# START OF EXERCISE INPUT

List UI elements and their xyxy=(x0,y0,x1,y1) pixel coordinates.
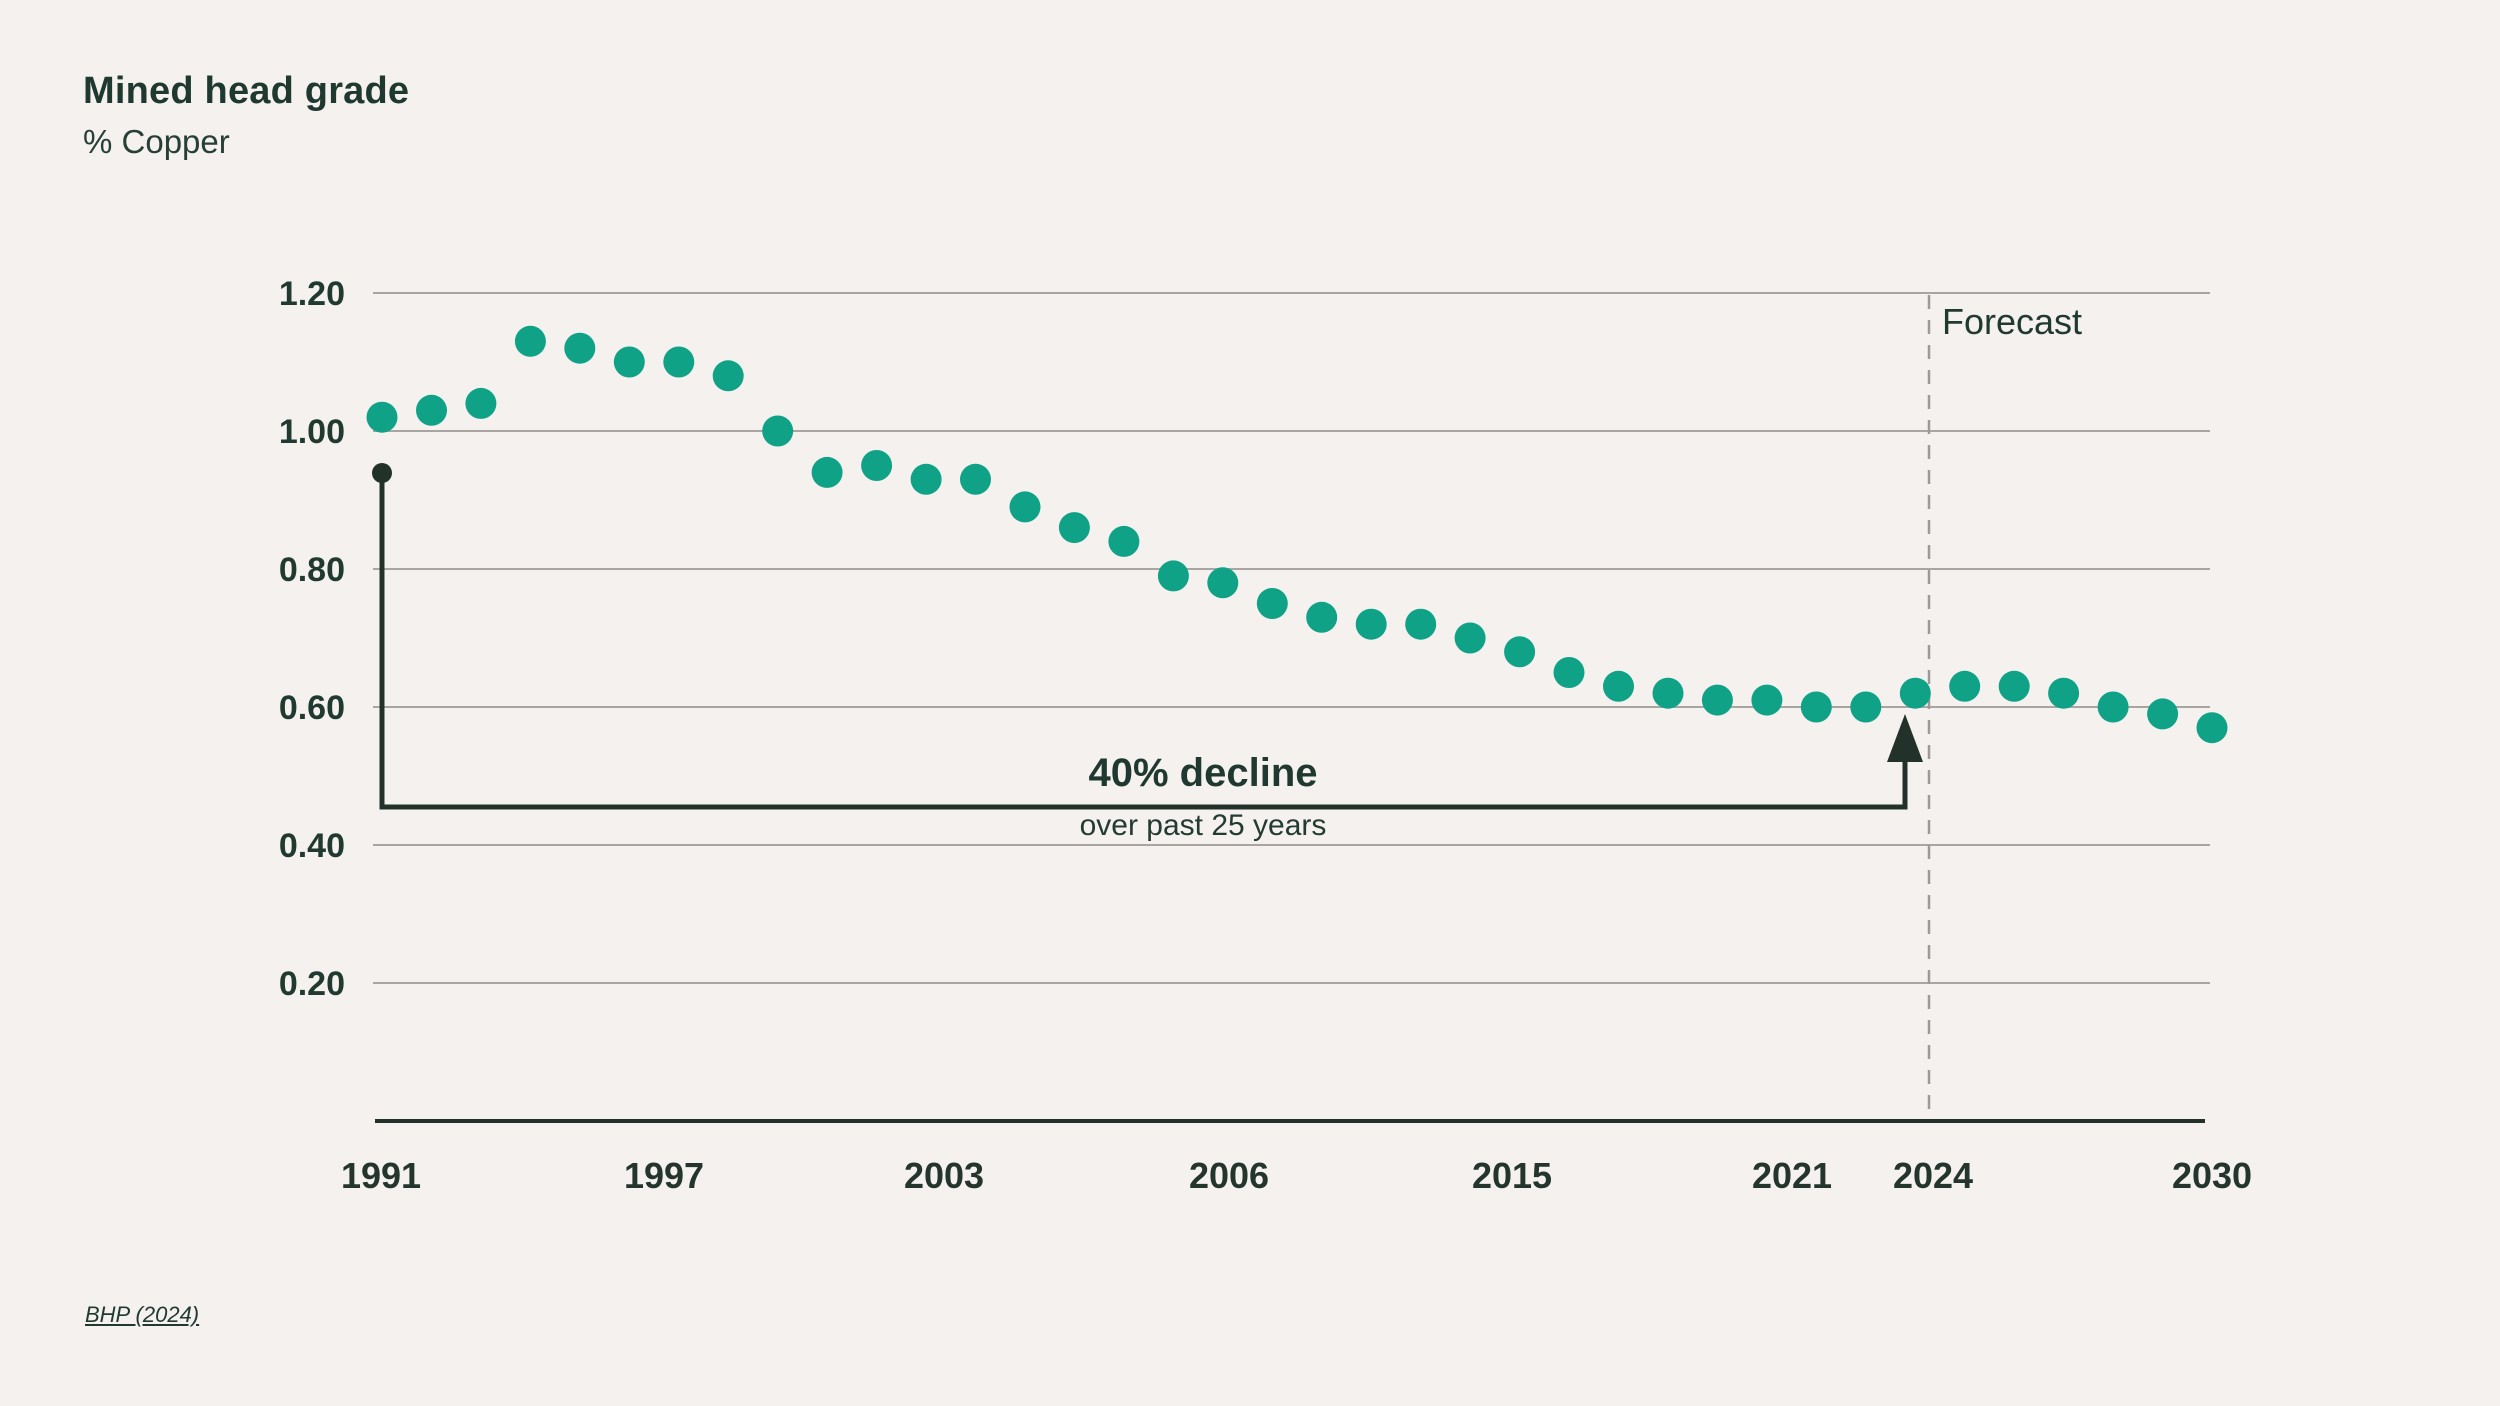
data-point xyxy=(663,346,695,378)
data-point xyxy=(811,456,843,488)
annotation-headline: 40% decline xyxy=(1088,751,1318,795)
data-point-forecast xyxy=(2097,691,2129,723)
data-point xyxy=(1701,684,1733,716)
data-point xyxy=(1108,525,1140,557)
data-point xyxy=(1504,636,1536,668)
chart-header: Mined head grade % Copper xyxy=(83,70,409,161)
data-point xyxy=(416,394,447,426)
y-tick-label: 0.20 xyxy=(279,965,345,1003)
annotation-subtext: over past 25 years xyxy=(1079,809,1327,842)
data-point xyxy=(613,346,645,378)
x-tick-label: 1997 xyxy=(624,1155,704,1196)
x-tick-label: 1991 xyxy=(341,1155,421,1196)
x-tick-label: 2003 xyxy=(904,1155,984,1196)
data-point xyxy=(1306,601,1338,633)
data-point-forecast xyxy=(1949,670,1981,702)
data-point xyxy=(514,325,546,357)
data-point xyxy=(1157,560,1189,592)
y-tick-label: 1.00 xyxy=(279,413,345,451)
data-point xyxy=(1603,670,1634,702)
data-point xyxy=(1405,608,1437,640)
x-tick-label: 2015 xyxy=(1472,1155,1552,1196)
decline-annotation-group xyxy=(372,463,1923,810)
data-point xyxy=(1009,491,1041,523)
data-point xyxy=(1355,608,1387,640)
data-points-group xyxy=(366,325,2228,744)
data-point xyxy=(465,387,497,419)
y-tick-label: 0.40 xyxy=(279,827,345,865)
y-tick-labels-group: 1.20 1.00 0.80 0.60 0.40 0.20 xyxy=(279,275,345,1003)
data-point xyxy=(1800,691,1832,723)
chart-unit-subtitle: % Copper xyxy=(83,123,230,160)
annotation-arrow-head xyxy=(1887,714,1923,762)
y-tick-label: 0.60 xyxy=(279,689,345,727)
data-point xyxy=(1256,588,1288,619)
forecast-label: Forecast xyxy=(1942,301,2083,342)
data-point xyxy=(1850,691,1882,723)
page-title: Mined head grade xyxy=(83,70,410,112)
data-point xyxy=(861,450,893,481)
gridlines-group xyxy=(373,292,2210,984)
data-point xyxy=(960,463,991,495)
source-link[interactable]: BHP (2024) xyxy=(85,1302,200,1327)
data-point xyxy=(1553,657,1585,688)
x-tick-label: 2021 xyxy=(1752,1155,1832,1196)
x-tick-label: 2006 xyxy=(1189,1155,1269,1196)
data-point xyxy=(1058,512,1090,544)
data-point-forecast xyxy=(2196,712,2228,744)
data-point xyxy=(1454,622,1486,654)
data-point xyxy=(1652,677,1684,709)
y-tick-label: 0.80 xyxy=(279,551,345,589)
data-point xyxy=(712,360,744,392)
x-tick-label: 2024 xyxy=(1893,1155,1973,1196)
data-point-forecast xyxy=(2147,698,2179,730)
data-point xyxy=(1207,567,1239,599)
data-point-forecast xyxy=(1998,670,2030,702)
data-point-forecast xyxy=(2048,677,2080,709)
data-point xyxy=(1899,677,1931,709)
x-tick-labels-group: 1991 1997 2003 2006 2015 2021 2024 2030 xyxy=(341,1155,2252,1196)
y-tick-label: 1.20 xyxy=(279,275,345,313)
x-tick-label: 2030 xyxy=(2172,1155,2252,1196)
data-point xyxy=(910,463,942,495)
data-point xyxy=(564,332,596,364)
data-point xyxy=(366,401,398,433)
data-point xyxy=(762,415,794,447)
data-point xyxy=(1751,684,1783,716)
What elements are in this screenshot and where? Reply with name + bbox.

# END OF EXERCISE INPUT

OBJECTIVE:
Copy the lines of the records word for word, starting with the line containing "data-point xyxy=(663,346,695,378)" and going on through the line containing "data-point xyxy=(1157,560,1189,592)".

RESULT OF THIS EXERCISE:
data-point xyxy=(663,346,695,378)
data-point xyxy=(811,456,843,488)
annotation-headline: 40% decline xyxy=(1088,751,1318,795)
data-point-forecast xyxy=(2097,691,2129,723)
data-point xyxy=(1701,684,1733,716)
data-point xyxy=(1108,525,1140,557)
data-point xyxy=(1504,636,1536,668)
chart-header: Mined head grade % Copper xyxy=(83,70,409,161)
data-point xyxy=(416,394,447,426)
y-tick-label: 0.20 xyxy=(279,965,345,1003)
annotation-subtext: over past 25 years xyxy=(1079,809,1327,842)
data-point xyxy=(613,346,645,378)
x-tick-label: 1997 xyxy=(624,1155,704,1196)
x-tick-label: 1991 xyxy=(341,1155,421,1196)
x-tick-label: 2003 xyxy=(904,1155,984,1196)
data-point xyxy=(1306,601,1338,633)
data-point-forecast xyxy=(1949,670,1981,702)
data-point xyxy=(514,325,546,357)
data-point xyxy=(1157,560,1189,592)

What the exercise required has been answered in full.